▶ [STATED TASK] Do not include the pictures; repeat the rest of the data exactly.

+++ MATERIAL

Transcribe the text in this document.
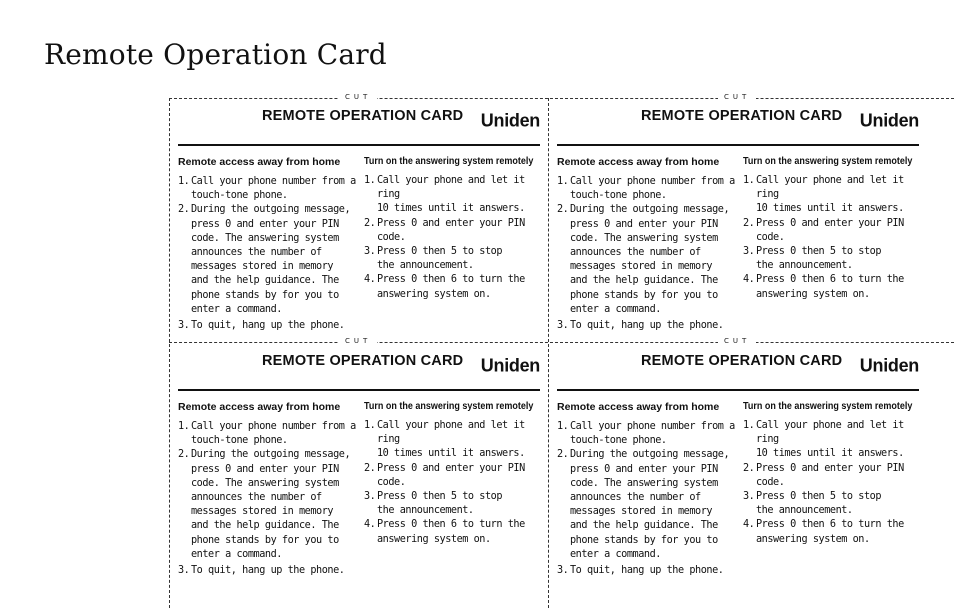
Remote Operation Card
CUT	CUT
CUT	CUT
REMOTE OPERATION CARD Uniden
Remote access away from home
1. Call your phone number from a
touch-tone phone.
2. During the outgoing message,
press 0 and enter your PIN
code. The answering system
announces the number of
messages stored in memory
and the help guidance. The
phone stands by for you to
enter a command.
3. To quit, hang up the phone.
Turn on the answering system remotely
1. Call your phone and let it ring
10 times until it answers.
2. Press 0 and enter your PIN
code.
3. Press 0 then 5 to stop
the announcement.
4. Press 0 then 6 to turn the
answering system on.
REMOTE OPERATION CARD Uniden
Remote access away from home
1. Call your phone number from a
touch-tone phone.
2. During the outgoing message,
press 0 and enter your PIN
code. The answering system
announces the number of
messages stored in memory
and the help guidance. The
phone stands by for you to
enter a command.
3. To quit, hang up the phone.
Turn on the answering system remotely
1. Call your phone and let it ring
10 times until it answers.
2. Press 0 and enter your PIN
code.
3. Press 0 then 5 to stop
the announcement.
4. Press 0 then 6 to turn the
answering system on.
REMOTE OPERATION CARD Uniden
Remote access away from home
1. Call your phone number from a
touch-tone phone.
2. During the outgoing message,
press 0 and enter your PIN
code. The answering system
announces the number of
messages stored in memory
and the help guidance. The
phone stands by for you to
enter a command.
3. To quit, hang up the phone.
Turn on the answering system remotely
1. Call your phone and let it ring
10 times until it answers.
2. Press 0 and enter your PIN
code.
3. Press 0 then 5 to stop
the announcement.
4. Press 0 then 6 to turn the
answering system on.
REMOTE OPERATION CARD Uniden
Remote access away from home
1. Call your phone number from a
touch-tone phone.
2. During the outgoing message,
press 0 and enter your PIN
code. The answering system
announces the number of
messages stored in memory
and the help guidance. The
phone stands by for you to
enter a command.
3. To quit, hang up the phone.
Turn on the answering system remotely
1. Call your phone and let it ring
10 times until it answers.
2. Press 0 and enter your PIN
code.
3. Press 0 then 5 to stop
the announcement.
4. Press 0 then 6 to turn the
answering system on.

++++++

▶ [RESPONSE TO THIS TASK]
Transcribe the text in this document.
Remote Operation Card
CUT	CUT
CUT	CUT
REMOTE OPERATION CARD Uniden
Remote access away from home
1. Call your phone number from a
touch-tone phone.
2. During the outgoing message,
press 0 and enter your PIN
code. The answering system
announces the number of
messages stored in memory
and the help guidance. The
phone stands by for you to
enter a command.
3. To quit, hang up the phone.
Turn on the answering system remotely
1. Call your phone and let it ring
10 times until it answers.
2. Press 0 and enter your PIN
code.
3. Press 0 then 5 to stop
the announcement.
4. Press 0 then 6 to turn the
answering system on.
REMOTE OPERATION CARD Uniden
Remote access away from home
1. Call your phone number from a
touch-tone phone.
2. During the outgoing message,
press 0 and enter your PIN
code. The answering system
announces the number of
messages stored in memory
and the help guidance. The
phone stands by for you to
enter a command.
3. To quit, hang up the phone.
Turn on the answering system remotely
1. Call your phone and let it ring
10 times until it answers.
2. Press 0 and enter your PIN
code.
3. Press 0 then 5 to stop
the announcement.
4. Press 0 then 6 to turn the
answering system on.
REMOTE OPERATION CARD Uniden
Remote access away from home
1. Call your phone number from a
touch-tone phone.
2. During the outgoing message,
press 0 and enter your PIN
code. The answering system
announces the number of
messages stored in memory
and the help guidance. The
phone stands by for you to
enter a command.
3. To quit, hang up the phone.
Turn on the answering system remotely
1. Call your phone and let it ring
10 times until it answers.
2. Press 0 and enter your PIN
code.
3. Press 0 then 5 to stop
the announcement.
4. Press 0 then 6 to turn the
answering system on.
REMOTE OPERATION CARD Uniden
Remote access away from home
1. Call your phone number from a
touch-tone phone.
2. During the outgoing message,
press 0 and enter your PIN
code. The answering system
announces the number of
messages stored in memory
and the help guidance. The
phone stands by for you to
enter a command.
3. To quit, hang up the phone.
Turn on the answering system remotely
1. Call your phone and let it ring
10 times until it answers.
2. Press 0 and enter your PIN
code.
3. Press 0 then 5 to stop
the announcement.
4. Press 0 then 6 to turn the
answering system on.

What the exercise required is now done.